INSTRUCTION — Go through the entries and say how many lines contain the string "Garden". The number is the whole answer.

** START OF MATERIAL SUPPLIED **

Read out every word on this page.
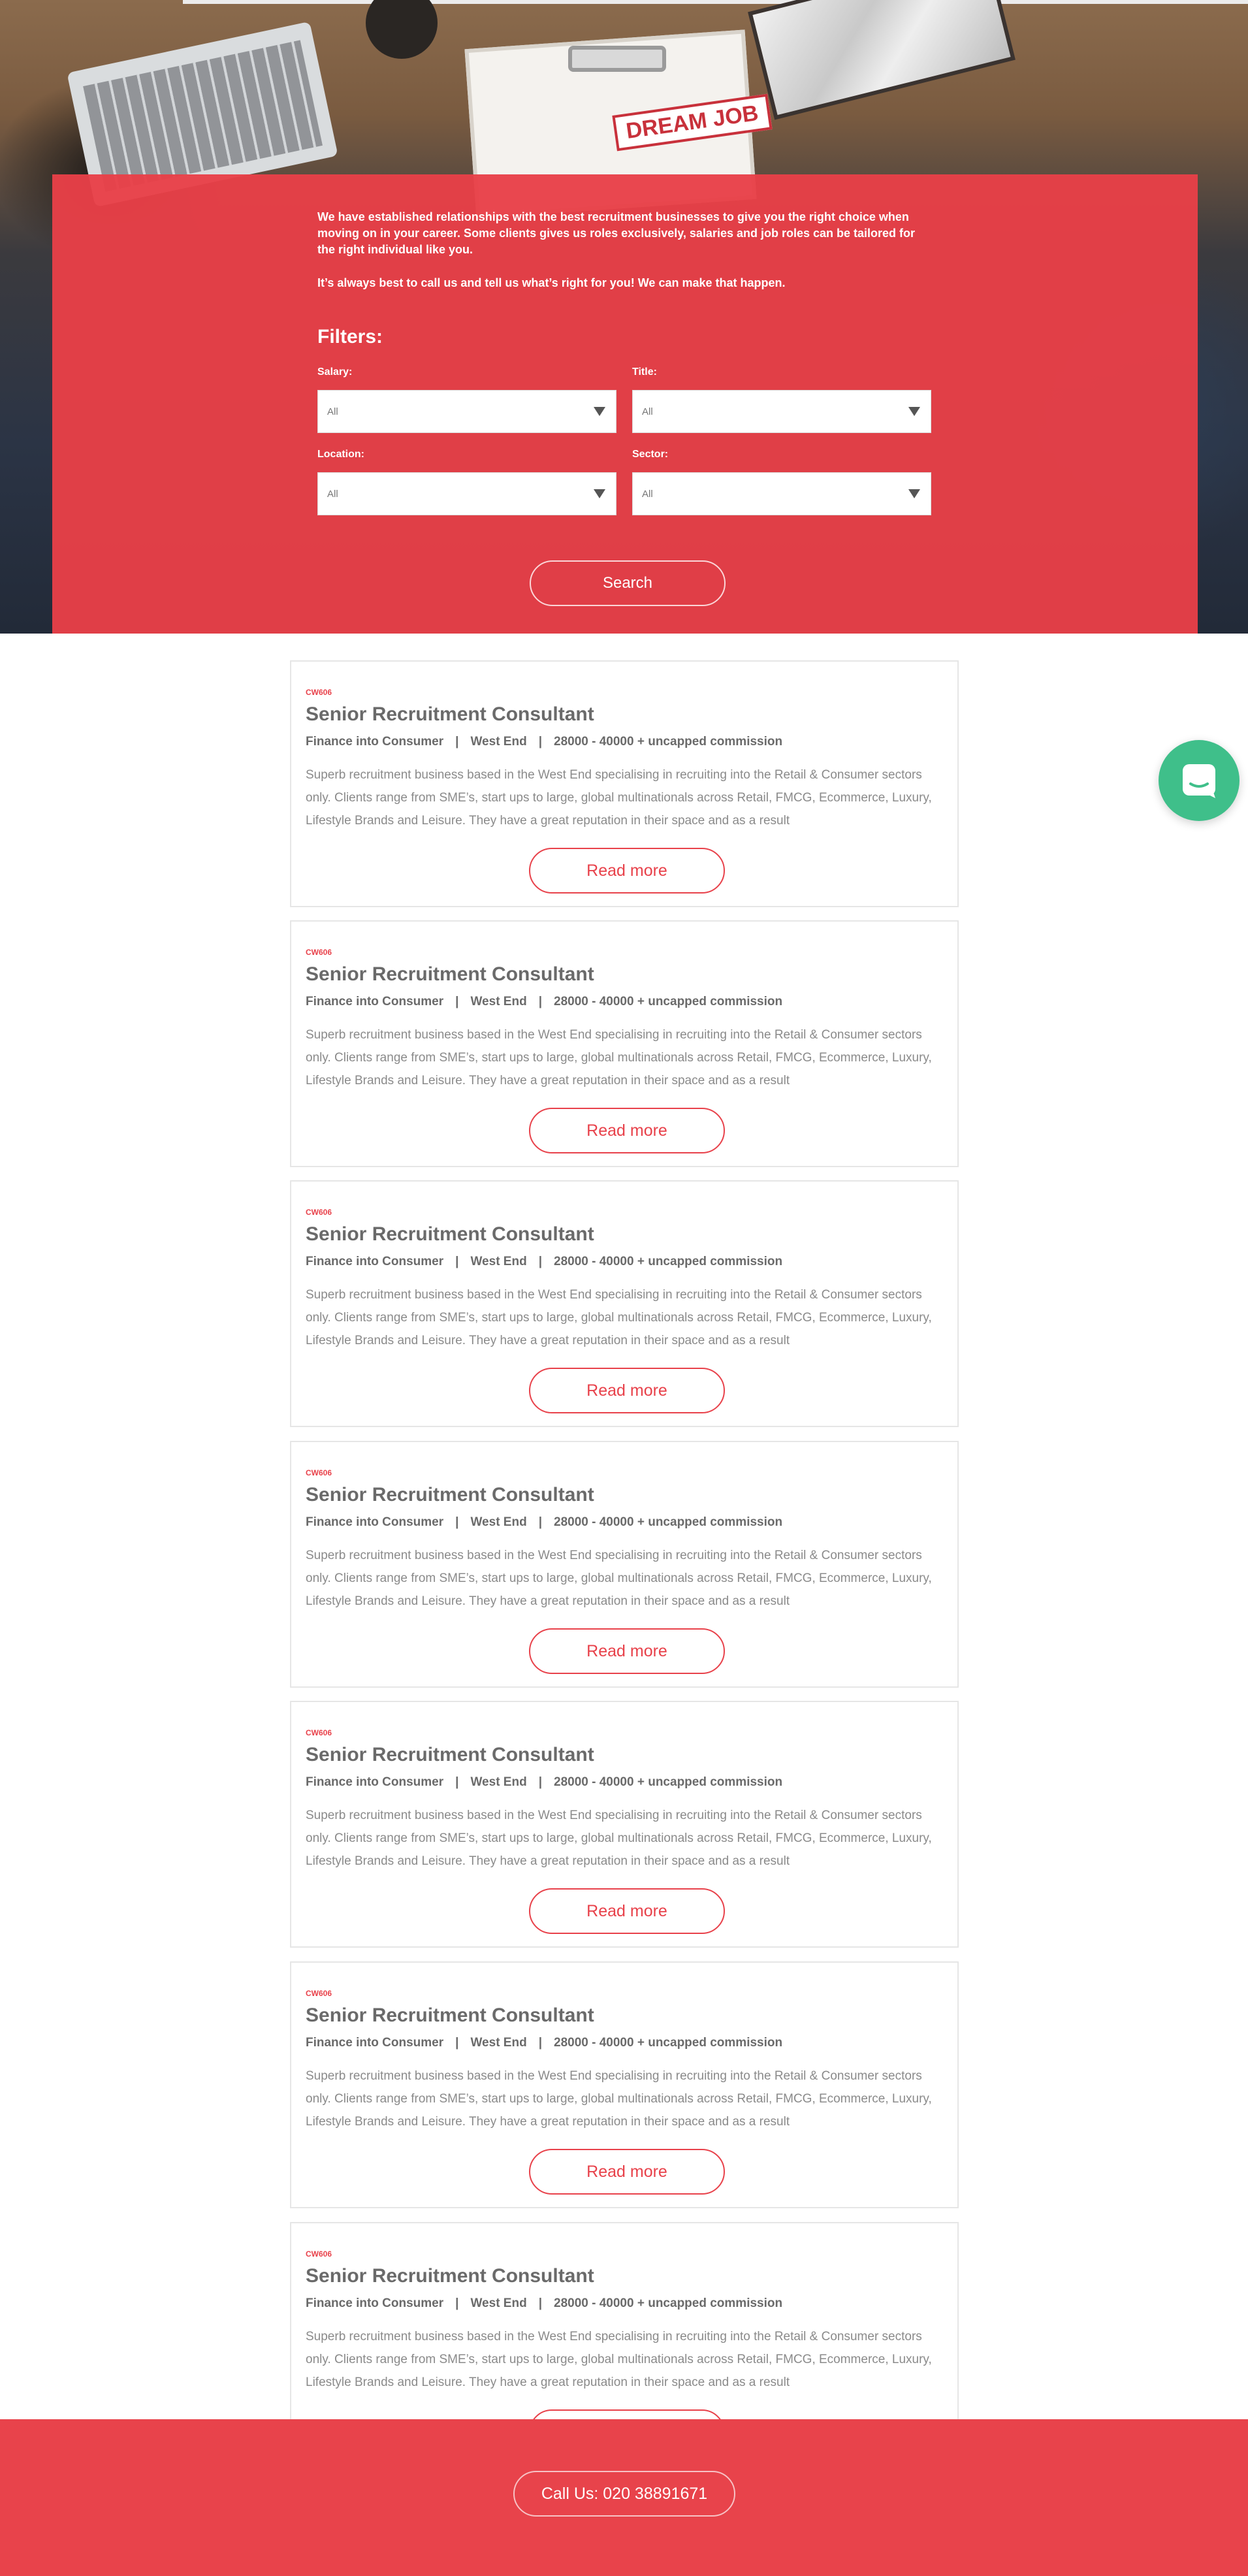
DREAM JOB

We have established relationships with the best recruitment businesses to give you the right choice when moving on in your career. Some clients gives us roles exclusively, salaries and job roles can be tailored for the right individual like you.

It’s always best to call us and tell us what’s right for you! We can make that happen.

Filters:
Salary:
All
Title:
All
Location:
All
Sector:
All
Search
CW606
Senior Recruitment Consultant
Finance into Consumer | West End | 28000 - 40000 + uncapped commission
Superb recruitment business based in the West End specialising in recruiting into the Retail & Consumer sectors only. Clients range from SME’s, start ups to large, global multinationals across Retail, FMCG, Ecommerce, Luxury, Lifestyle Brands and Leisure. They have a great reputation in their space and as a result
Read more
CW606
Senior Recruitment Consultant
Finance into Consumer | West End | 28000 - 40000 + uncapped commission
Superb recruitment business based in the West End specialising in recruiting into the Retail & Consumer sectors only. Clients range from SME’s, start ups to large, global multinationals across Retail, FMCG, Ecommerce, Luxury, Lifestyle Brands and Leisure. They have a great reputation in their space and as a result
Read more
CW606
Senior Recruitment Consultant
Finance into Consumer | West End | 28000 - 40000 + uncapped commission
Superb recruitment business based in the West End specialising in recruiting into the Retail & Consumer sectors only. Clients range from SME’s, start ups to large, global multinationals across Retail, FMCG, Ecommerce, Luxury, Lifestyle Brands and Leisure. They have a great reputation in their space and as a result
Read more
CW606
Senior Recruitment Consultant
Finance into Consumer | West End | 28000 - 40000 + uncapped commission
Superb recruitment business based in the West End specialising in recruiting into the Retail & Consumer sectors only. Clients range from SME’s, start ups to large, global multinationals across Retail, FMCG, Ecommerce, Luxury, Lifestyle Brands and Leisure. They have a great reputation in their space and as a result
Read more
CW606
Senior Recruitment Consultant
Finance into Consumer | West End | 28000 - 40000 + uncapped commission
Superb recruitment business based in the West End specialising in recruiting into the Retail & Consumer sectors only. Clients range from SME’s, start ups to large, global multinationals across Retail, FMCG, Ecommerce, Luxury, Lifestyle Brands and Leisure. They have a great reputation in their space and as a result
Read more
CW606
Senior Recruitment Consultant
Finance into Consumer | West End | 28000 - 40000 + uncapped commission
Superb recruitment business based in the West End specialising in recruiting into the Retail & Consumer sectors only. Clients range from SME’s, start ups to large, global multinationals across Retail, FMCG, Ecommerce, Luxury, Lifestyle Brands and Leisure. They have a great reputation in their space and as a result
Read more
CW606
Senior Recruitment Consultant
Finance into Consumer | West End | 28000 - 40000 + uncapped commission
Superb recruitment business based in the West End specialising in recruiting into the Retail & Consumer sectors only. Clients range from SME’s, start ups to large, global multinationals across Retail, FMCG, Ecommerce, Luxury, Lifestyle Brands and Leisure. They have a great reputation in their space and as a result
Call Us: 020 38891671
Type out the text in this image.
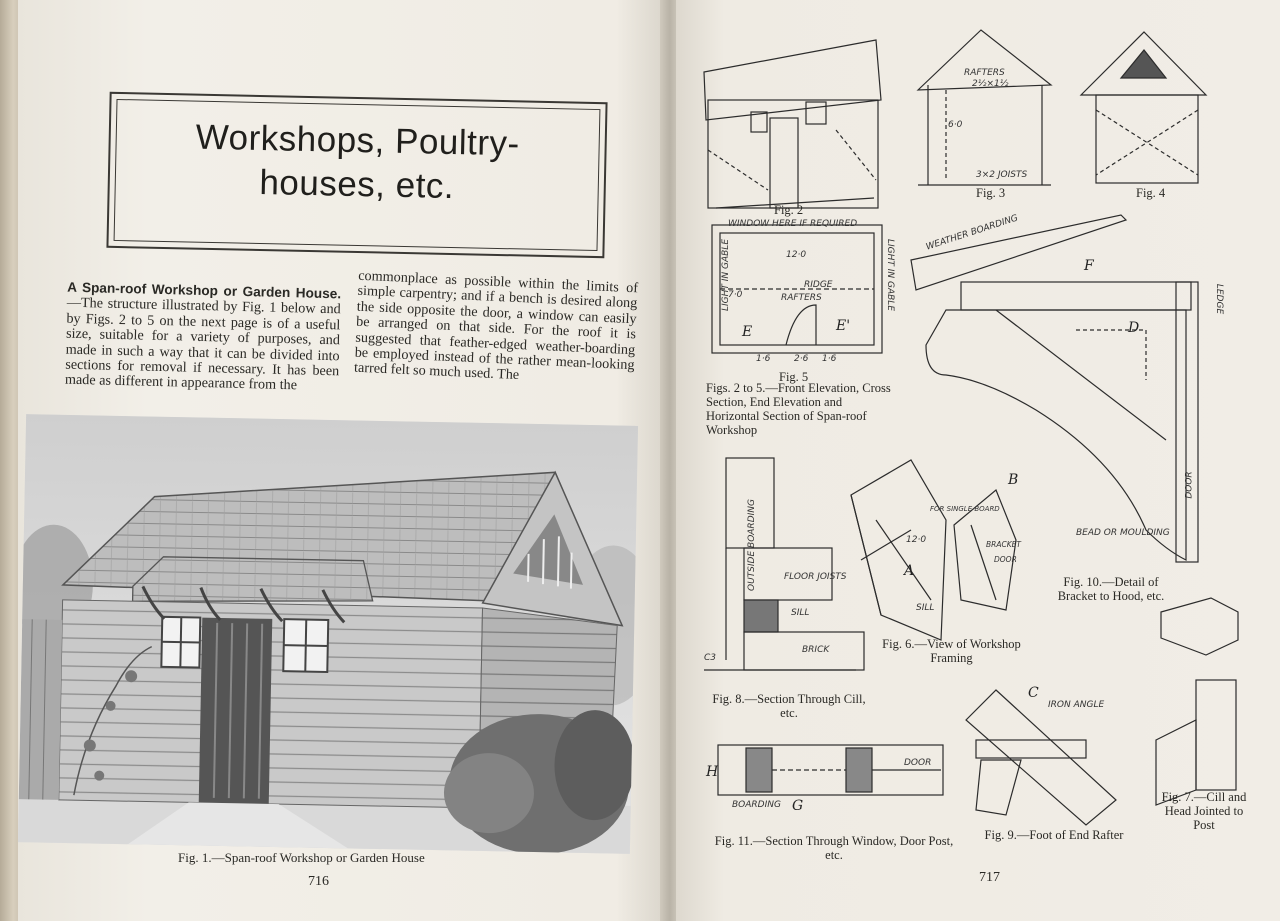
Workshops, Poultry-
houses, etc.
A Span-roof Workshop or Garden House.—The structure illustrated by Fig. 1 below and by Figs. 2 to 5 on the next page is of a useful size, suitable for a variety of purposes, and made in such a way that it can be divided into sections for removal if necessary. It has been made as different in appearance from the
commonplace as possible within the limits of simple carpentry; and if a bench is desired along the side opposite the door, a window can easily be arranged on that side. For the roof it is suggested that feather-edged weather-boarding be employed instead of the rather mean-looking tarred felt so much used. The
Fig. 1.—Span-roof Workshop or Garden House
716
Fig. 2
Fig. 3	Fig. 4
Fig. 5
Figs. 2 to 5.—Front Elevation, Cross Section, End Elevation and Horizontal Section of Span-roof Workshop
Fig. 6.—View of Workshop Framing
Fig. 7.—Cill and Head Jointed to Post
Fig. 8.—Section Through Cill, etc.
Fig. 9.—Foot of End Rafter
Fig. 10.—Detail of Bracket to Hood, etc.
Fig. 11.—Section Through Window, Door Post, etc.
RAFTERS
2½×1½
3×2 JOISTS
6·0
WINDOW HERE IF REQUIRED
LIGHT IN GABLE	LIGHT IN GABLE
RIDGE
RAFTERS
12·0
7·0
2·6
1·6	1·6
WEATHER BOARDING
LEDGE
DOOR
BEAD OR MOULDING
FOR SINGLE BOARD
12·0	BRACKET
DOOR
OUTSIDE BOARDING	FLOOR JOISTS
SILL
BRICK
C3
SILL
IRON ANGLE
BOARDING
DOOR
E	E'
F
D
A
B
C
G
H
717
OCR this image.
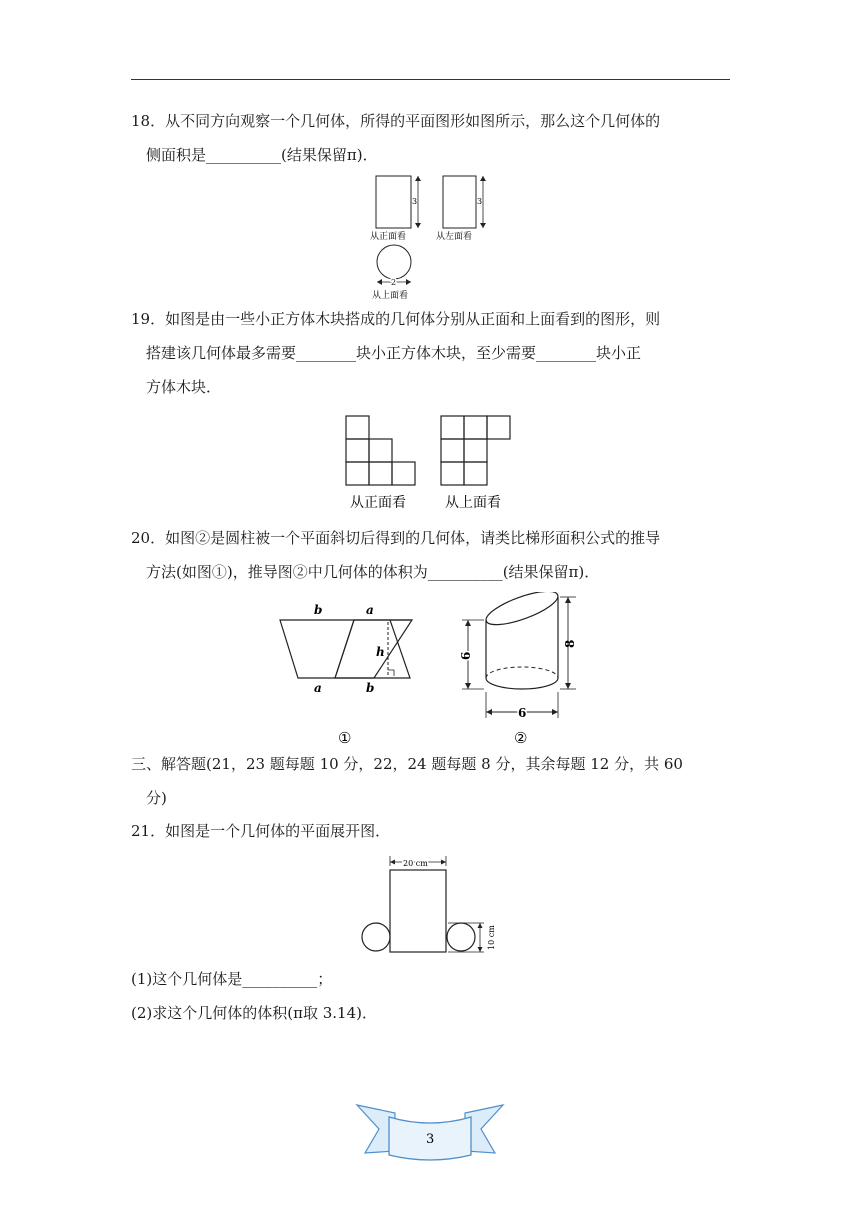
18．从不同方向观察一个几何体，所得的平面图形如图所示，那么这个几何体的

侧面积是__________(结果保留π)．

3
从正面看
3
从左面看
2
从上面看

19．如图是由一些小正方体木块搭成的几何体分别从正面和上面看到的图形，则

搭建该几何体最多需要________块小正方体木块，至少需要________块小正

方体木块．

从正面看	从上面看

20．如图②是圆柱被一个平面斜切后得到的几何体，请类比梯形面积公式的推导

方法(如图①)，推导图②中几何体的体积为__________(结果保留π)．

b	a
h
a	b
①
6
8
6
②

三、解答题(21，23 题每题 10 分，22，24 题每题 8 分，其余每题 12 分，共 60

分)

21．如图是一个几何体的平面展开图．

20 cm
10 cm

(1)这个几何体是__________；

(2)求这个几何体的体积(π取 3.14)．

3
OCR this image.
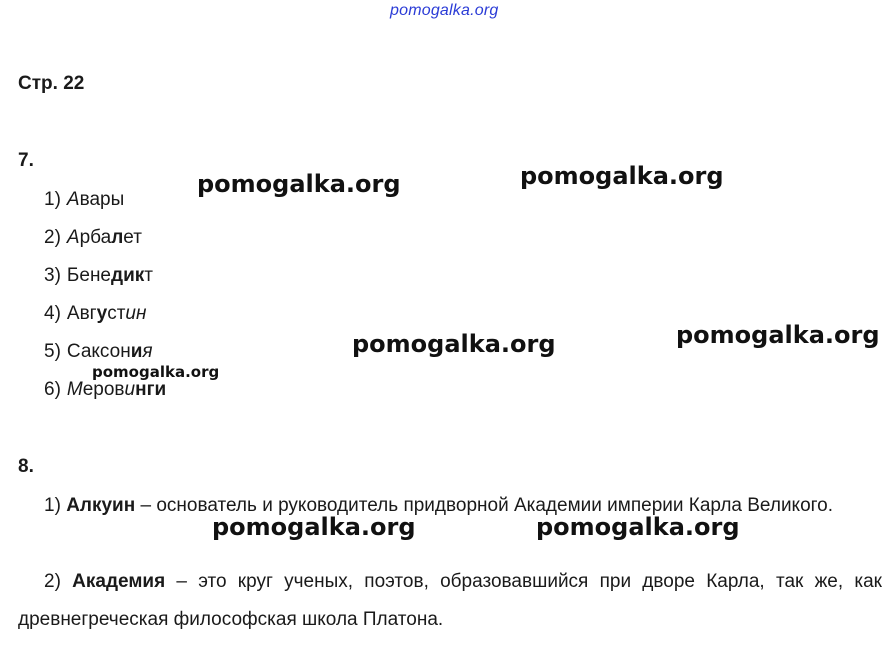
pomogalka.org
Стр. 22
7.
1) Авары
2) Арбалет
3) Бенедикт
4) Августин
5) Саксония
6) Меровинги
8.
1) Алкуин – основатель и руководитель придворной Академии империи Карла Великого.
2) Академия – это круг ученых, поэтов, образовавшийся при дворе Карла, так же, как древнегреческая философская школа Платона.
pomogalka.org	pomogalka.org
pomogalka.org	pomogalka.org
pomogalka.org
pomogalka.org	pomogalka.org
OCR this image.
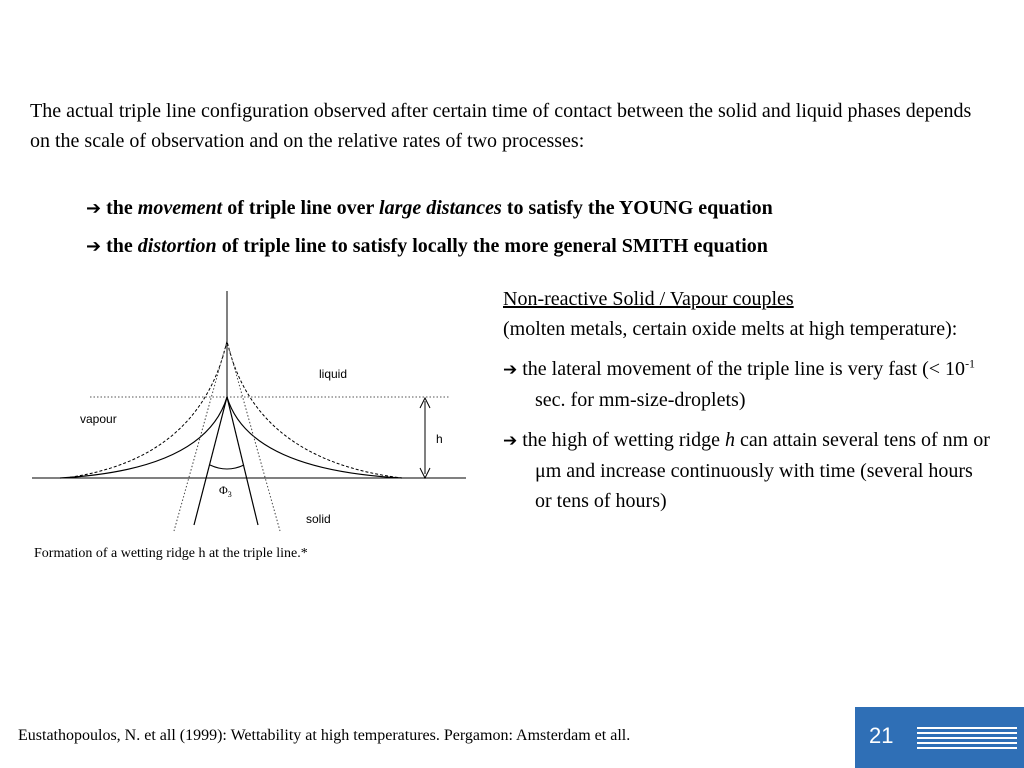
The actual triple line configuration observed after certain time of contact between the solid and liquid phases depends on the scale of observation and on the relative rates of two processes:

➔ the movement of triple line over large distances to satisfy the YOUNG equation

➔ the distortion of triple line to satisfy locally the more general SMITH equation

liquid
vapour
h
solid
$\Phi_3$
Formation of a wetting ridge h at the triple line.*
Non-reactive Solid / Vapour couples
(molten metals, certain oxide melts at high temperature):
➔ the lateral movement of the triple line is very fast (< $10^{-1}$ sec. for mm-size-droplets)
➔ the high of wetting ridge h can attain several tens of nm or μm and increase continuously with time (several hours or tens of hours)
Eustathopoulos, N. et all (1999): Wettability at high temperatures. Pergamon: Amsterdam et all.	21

** END OF MATERIAL SUPPLIED **

FULL SOLUTION — 2